» Extracted information:
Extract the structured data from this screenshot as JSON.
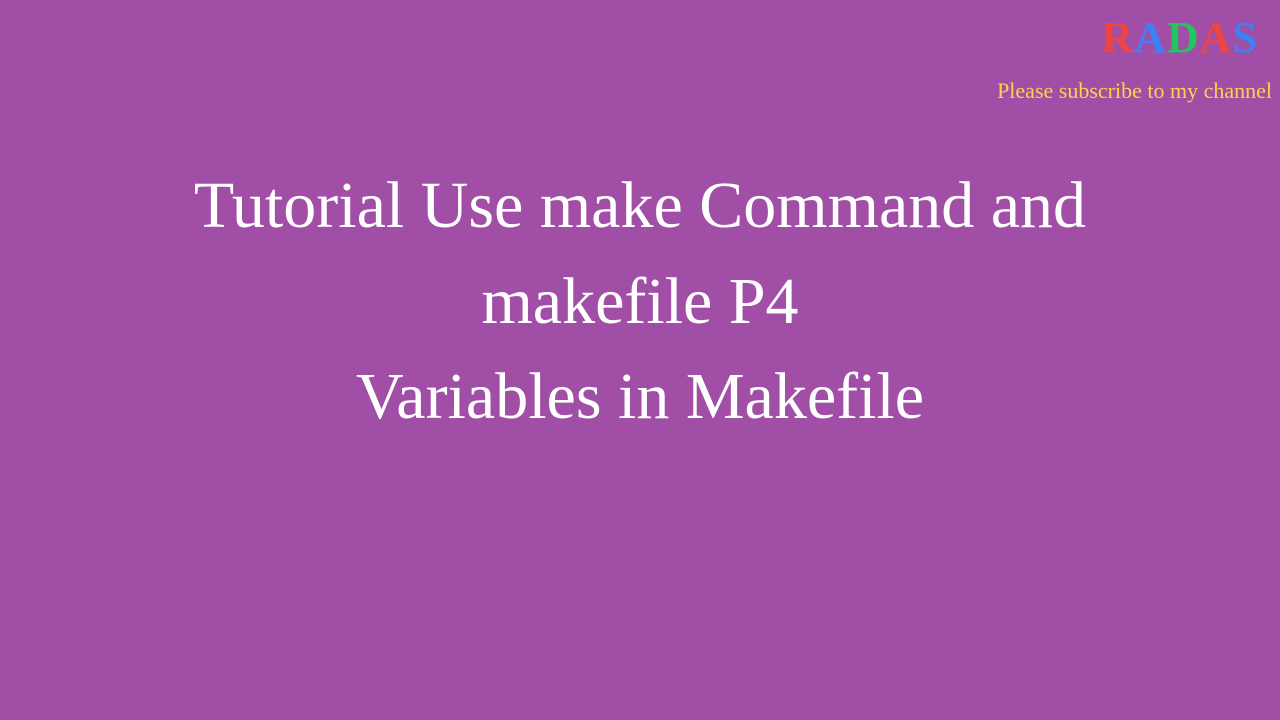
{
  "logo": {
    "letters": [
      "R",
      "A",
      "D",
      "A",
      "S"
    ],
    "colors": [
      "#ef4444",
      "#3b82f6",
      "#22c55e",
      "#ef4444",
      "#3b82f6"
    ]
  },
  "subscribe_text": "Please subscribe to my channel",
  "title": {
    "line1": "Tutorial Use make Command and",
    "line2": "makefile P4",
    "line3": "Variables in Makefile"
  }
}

...

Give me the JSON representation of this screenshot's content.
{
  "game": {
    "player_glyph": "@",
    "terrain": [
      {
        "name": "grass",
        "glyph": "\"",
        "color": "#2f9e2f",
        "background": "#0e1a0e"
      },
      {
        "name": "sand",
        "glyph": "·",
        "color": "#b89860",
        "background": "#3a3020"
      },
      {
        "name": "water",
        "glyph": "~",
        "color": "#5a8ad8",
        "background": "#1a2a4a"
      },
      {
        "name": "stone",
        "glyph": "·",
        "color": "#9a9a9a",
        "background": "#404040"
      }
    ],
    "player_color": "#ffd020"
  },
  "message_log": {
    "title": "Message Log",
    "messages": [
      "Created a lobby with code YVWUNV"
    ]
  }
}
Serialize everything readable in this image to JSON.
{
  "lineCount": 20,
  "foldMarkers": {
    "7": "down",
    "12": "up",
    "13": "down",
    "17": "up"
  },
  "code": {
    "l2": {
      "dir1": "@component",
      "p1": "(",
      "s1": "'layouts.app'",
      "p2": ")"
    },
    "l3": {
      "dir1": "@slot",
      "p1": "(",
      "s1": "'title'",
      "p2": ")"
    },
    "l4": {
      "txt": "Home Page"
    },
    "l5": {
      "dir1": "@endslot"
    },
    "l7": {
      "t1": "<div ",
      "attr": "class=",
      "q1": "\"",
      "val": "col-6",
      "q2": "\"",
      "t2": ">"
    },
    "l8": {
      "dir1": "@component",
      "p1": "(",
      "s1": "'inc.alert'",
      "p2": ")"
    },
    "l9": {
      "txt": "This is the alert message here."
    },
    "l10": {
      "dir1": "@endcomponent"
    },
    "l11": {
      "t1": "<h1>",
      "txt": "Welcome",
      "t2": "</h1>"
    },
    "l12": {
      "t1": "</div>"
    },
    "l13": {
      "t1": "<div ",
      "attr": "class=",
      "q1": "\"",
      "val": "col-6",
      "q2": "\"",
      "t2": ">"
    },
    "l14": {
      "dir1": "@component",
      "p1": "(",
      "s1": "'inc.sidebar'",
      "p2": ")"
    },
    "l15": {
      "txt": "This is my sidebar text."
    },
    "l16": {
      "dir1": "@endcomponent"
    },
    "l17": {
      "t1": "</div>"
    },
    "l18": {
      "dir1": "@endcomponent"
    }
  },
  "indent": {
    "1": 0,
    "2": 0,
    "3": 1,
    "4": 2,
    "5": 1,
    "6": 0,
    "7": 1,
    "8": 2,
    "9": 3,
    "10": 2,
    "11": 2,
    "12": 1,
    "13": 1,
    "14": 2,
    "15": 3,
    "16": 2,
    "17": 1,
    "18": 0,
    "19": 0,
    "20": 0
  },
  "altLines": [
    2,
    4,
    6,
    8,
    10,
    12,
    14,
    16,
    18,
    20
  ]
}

==

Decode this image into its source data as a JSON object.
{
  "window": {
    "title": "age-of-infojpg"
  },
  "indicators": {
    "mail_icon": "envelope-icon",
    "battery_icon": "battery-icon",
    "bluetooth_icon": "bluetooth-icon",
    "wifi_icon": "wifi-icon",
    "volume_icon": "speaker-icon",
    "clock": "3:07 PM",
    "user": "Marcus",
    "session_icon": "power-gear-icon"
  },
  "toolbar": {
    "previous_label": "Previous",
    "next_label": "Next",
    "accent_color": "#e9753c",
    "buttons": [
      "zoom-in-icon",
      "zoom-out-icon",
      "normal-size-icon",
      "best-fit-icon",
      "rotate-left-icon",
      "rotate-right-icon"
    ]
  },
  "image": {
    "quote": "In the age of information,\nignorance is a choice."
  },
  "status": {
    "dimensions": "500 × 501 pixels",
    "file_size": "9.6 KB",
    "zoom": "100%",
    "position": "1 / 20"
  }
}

» Set problem: Show, from the listing above, each line that contains the word "background".

» The solution:
        "background": "#0e1a0e"
        "background": "#3a3020"
        "background": "#1a2a4a"
        "background": "#404040"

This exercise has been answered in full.